* [PROMPT]
Copy every line with the string "Total" in it.

* [MATERIAL FOR THE TASK]
• • •

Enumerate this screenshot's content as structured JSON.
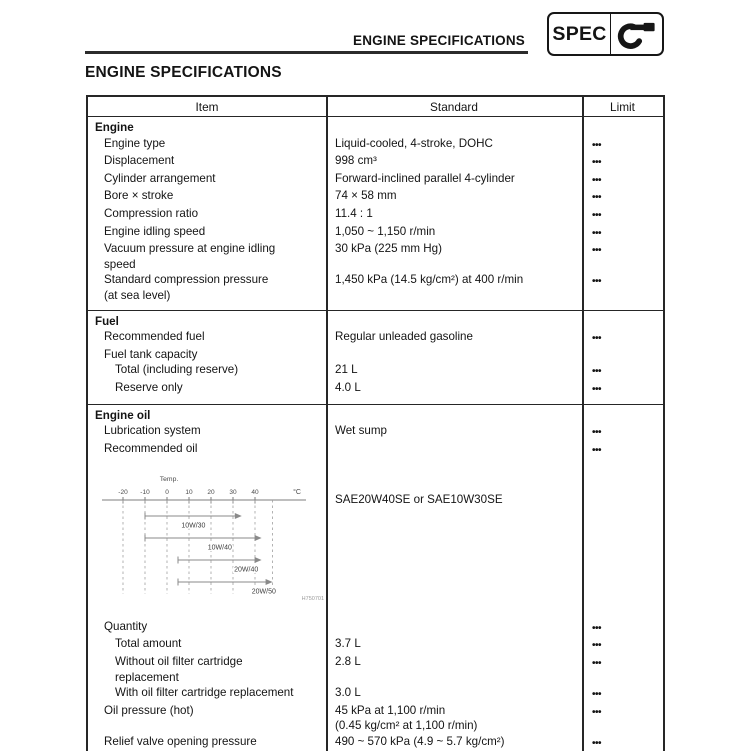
{
  "page": {
    "running_header": "ENGINE SPECIFICATIONS",
    "title": "ENGINE SPECIFICATIONS",
    "spec_badge": {
      "label": "SPEC",
      "icon": "micrometer-icon"
    }
  },
  "colors": {
    "ink": "#141414",
    "chart_line": "#8a8a8a"
  },
  "table": {
    "columns": [
      "Item",
      "Standard",
      "Limit"
    ],
    "limit_marker": "•••",
    "sections": [
      {
        "heading": "Engine",
        "rows": [
          {
            "item": "Engine type",
            "indent": 1,
            "standard": "Liquid-cooled, 4-stroke, DOHC",
            "limit": "•••"
          },
          {
            "item": "Displacement",
            "indent": 1,
            "standard": "998 cm³",
            "limit": "•••"
          },
          {
            "item": "Cylinder arrangement",
            "indent": 1,
            "standard": "Forward-inclined parallel 4-cylinder",
            "limit": "•••"
          },
          {
            "item": "Bore × stroke",
            "indent": 1,
            "standard": "74 × 58 mm",
            "limit": "•••"
          },
          {
            "item": "Compression ratio",
            "indent": 1,
            "standard": "11.4 : 1",
            "limit": "•••"
          },
          {
            "item": "Engine idling speed",
            "indent": 1,
            "standard": "1,050 ~ 1,150 r/min",
            "limit": "•••"
          },
          {
            "item": "Vacuum pressure at engine idling\nspeed",
            "indent": 1,
            "standard": "30 kPa (225 mm Hg)",
            "limit": "•••"
          },
          {
            "item": "Standard compression pressure\n(at sea level)",
            "indent": 1,
            "standard": "1,450 kPa (14.5 kg/cm²) at 400 r/min",
            "limit": "•••"
          }
        ]
      },
      {
        "heading": "Fuel",
        "rows": [
          {
            "item": "Recommended fuel",
            "indent": 1,
            "standard": "Regular unleaded gasoline",
            "limit": "•••"
          },
          {
            "item": "Fuel tank capacity",
            "indent": 1,
            "standard": "",
            "limit": ""
          },
          {
            "item": "Total (including reserve)",
            "indent": 2,
            "standard": "21 L",
            "limit": "•••"
          },
          {
            "item": "Reserve only",
            "indent": 2,
            "standard": "4.0 L",
            "limit": "•••"
          }
        ]
      },
      {
        "heading": "Engine oil",
        "rows": [
          {
            "item": "Lubrication system",
            "indent": 1,
            "standard": "Wet sump",
            "limit": "•••"
          },
          {
            "item": "Recommended oil",
            "indent": 1,
            "standard": "",
            "limit": "•••"
          },
          {
            "item": "",
            "chart": true,
            "indent": 1,
            "standard": "SAE20W40SE or SAE10W30SE",
            "limit": ""
          },
          {
            "item": "Quantity",
            "indent": 1,
            "standard": "",
            "limit": "•••"
          },
          {
            "item": "Total amount",
            "indent": 2,
            "standard": "3.7 L",
            "limit": "•••"
          },
          {
            "item": "Without oil filter cartridge\nreplacement",
            "indent": 2,
            "standard": "2.8 L",
            "limit": "•••"
          },
          {
            "item": "With oil filter cartridge replacement",
            "indent": 2,
            "standard": "3.0 L",
            "limit": "•••"
          },
          {
            "item": "Oil pressure (hot)",
            "indent": 1,
            "standard": "45 kPa at 1,100 r/min\n(0.45 kg/cm² at 1,100 r/min)",
            "limit": "•••"
          },
          {
            "item": "Relief valve opening pressure",
            "indent": 1,
            "standard": "490 ~ 570 kPa (4.9 ~ 5.7 kg/cm²)",
            "limit": "•••"
          }
        ]
      }
    ]
  },
  "chart_data": {
    "type": "bar",
    "title": "Temp.",
    "unit_label": "°C",
    "xlabel": "Temperature (°C)",
    "x_ticks": [
      -20,
      -10,
      0,
      10,
      20,
      30,
      40
    ],
    "xlim": [
      -28,
      52
    ],
    "extra_gridline": 48,
    "grid": "dashed-vertical",
    "series": [
      {
        "name": "10W/30",
        "range": [
          -10,
          34
        ],
        "label_t": 12
      },
      {
        "name": "10W/40",
        "range": [
          -10,
          43
        ],
        "label_t": 24
      },
      {
        "name": "20W/40",
        "range": [
          5,
          43
        ],
        "label_t": 36
      },
      {
        "name": "20W/50",
        "range": [
          5,
          48
        ],
        "label_t": 44
      }
    ],
    "figure_code": "H750701"
  }
}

• • •

* [CORRECT ANSWER]
            "item": "Total (including reserve)",
            "item": "Total amount",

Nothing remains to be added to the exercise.